--- Start of DOCUMENT ---

Occasionally you may swap a component and find that the problem still exists, but has changed in some way. This tells you that the components you just swapped are somehow different (different calibration, different function), and nothing more. However, don't dismiss this information just because it doesn't lead you straight to the problem -- look for other changes in the system as a whole as a result of the swap, and try to figure out what these changes tell you about the source of the problem.
An important caveat to this technique is the possibility of causing further damage. Suppose a component has failed because of another, less conspicuous failure in the system. Swapping the failed component with a good component will cause the good component to fail as well. For example, suppose that a circuit develops a short, which "blows" the protective fuse for that circuit. The blown fuse is not evident by inspection, and you don't have a meter to electrically test the fuse, so you decide to swap the suspect fuse with one of the same rating from a working circuit. As a result of this, the good fuse that you move to the shorted circuit blows as well, leaving you with two blown fuses and two non-working circuits. At least you know for certain that the original fuse was blown, because the circuit it was moved to stopped working after the swap, but this knowledge was gained only through the loss of a good fuse and the additional "down time" of the second circuit.
Another example to illustrate this caveat is the ignition system problem previously mentioned. Suppose that the "weak" ignition coil had caused the engine to backfire, damaging the muffler. If swapping ignition system components with another vehicle causes the problem to move to the other vehicle, damage may be done to the other vehicle's muffler as well. As a general rule, the technique of swapping identical components should be used only when there is minimal chance of causing additional damage. It is an excellent technique for isolating non-destructive problems.
Example 1: You're working on a CNC machine tool with X, Y, and Z-axis drives. The Y axis is not working, but the X and Z axes are working. All three axes share identical components (feedback encoders, servo motor drives, servo motors).
Example 2: A stereo system produces no sound on the left speaker, but the right speaker works just fine.
If the speakers have been verified as good, then you could check the cables using the same method. Swap the cables so that each one now connects to the other channel of the amplifier and to the other speaker. Again, if the problem changes sides (i.e. now the right speaker is now "dead" and the left speaker now produces sound), then the cable now connected to the right speaker must be defective. If neither swap (the speakers nor the cables) causes the problem to change sides from left to right, then the problem must lie within the amplifier (i.e. the left channel output must be "dead").

--- End of DOCUMENT ---
--- Start of INFORMATION PROVIDED ---

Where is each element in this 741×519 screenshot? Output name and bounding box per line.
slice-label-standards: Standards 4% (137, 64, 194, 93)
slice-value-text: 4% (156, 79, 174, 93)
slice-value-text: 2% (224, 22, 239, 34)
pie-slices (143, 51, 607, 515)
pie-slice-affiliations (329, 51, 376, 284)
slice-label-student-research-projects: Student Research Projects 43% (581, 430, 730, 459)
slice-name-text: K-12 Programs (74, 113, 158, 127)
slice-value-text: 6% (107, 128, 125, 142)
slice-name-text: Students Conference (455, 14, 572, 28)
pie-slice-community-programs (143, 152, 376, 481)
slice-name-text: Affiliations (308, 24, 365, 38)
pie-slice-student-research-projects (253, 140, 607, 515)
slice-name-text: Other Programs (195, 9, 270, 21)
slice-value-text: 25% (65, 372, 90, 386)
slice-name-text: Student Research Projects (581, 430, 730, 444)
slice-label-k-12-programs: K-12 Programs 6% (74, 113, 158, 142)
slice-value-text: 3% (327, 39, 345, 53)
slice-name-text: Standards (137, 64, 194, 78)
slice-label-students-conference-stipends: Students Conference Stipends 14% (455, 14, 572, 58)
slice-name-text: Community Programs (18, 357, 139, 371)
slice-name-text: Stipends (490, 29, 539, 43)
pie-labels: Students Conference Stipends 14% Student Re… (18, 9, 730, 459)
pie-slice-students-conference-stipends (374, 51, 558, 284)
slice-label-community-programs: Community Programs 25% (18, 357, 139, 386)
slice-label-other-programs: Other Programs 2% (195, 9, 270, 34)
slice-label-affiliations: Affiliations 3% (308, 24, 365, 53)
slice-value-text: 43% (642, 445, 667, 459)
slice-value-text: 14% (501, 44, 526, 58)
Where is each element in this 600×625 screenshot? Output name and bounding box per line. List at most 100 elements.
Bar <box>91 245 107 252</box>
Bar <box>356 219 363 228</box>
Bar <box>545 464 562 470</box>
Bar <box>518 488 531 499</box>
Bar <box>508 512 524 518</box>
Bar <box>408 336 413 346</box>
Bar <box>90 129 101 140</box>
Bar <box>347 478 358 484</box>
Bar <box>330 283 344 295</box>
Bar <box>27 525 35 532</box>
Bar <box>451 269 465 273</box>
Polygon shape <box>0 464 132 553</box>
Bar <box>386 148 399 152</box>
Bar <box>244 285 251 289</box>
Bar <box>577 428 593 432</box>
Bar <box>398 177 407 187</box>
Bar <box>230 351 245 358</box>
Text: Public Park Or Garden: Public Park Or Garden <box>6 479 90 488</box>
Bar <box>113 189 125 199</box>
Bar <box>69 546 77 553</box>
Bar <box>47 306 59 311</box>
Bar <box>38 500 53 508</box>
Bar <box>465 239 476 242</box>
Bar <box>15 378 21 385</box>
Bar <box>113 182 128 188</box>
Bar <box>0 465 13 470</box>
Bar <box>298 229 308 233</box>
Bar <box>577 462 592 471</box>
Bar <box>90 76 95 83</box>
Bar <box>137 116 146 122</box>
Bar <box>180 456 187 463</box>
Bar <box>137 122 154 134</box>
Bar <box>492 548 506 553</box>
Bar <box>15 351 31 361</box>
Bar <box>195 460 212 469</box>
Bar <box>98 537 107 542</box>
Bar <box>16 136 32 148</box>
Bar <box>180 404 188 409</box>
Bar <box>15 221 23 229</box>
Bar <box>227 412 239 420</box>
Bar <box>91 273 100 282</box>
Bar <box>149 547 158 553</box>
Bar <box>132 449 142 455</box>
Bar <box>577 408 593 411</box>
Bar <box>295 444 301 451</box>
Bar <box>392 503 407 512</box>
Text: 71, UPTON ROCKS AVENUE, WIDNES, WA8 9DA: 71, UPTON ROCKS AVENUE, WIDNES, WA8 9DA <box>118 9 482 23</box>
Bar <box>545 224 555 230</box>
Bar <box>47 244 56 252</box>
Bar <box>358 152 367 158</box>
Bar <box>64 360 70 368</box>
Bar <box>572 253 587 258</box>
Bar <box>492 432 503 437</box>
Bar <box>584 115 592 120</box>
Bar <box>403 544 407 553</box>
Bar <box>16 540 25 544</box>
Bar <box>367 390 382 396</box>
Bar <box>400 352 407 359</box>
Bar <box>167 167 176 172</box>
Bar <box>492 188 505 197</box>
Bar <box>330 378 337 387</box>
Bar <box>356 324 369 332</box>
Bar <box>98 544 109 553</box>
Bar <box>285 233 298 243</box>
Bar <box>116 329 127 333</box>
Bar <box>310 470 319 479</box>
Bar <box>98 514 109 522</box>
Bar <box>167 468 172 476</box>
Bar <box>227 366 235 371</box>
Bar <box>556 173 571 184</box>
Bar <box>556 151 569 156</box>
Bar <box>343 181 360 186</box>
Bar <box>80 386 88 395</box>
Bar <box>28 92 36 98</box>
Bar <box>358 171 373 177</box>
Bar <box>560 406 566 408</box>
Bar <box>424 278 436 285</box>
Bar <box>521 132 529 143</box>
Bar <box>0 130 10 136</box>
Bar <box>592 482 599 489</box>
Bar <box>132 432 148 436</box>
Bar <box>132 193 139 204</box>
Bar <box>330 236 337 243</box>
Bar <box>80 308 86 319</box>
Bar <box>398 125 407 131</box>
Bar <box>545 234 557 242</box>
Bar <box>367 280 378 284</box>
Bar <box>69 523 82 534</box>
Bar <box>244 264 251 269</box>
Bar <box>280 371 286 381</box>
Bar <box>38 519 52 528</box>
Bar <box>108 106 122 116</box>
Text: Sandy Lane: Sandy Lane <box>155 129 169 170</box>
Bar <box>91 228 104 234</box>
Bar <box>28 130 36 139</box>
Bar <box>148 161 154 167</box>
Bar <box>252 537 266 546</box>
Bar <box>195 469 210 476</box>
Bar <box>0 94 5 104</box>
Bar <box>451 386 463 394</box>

--- End of INFORMATION PROVIDED ---

▶ EXERCISE TASK 1
From the text on component swapping, list every component that the X, Y, and Z axes of the CNC machine tool all share.
▶ EXERCISE TASK 2
Copy the passage from the text on component swapping, beginning at the words "Occasionally you may" and stopping after "of the problem.".

▶ EXERCISE ANSWER 1
feedback encoders, servo motor drives, servo motors

▶ EXERCISE ANSWER 2
Occasionally you may swap a component and find that the problem still exists, but has changed in some way. This tells you that the components you just swapped are somehow different (different calibration, different function), and nothing more. However, don't dismiss this information just because it doesn't lead you straight to the problem -- look for other changes in the system as a whole as a result of the swap, and try to figure out what these changes tell you about the source of the problem.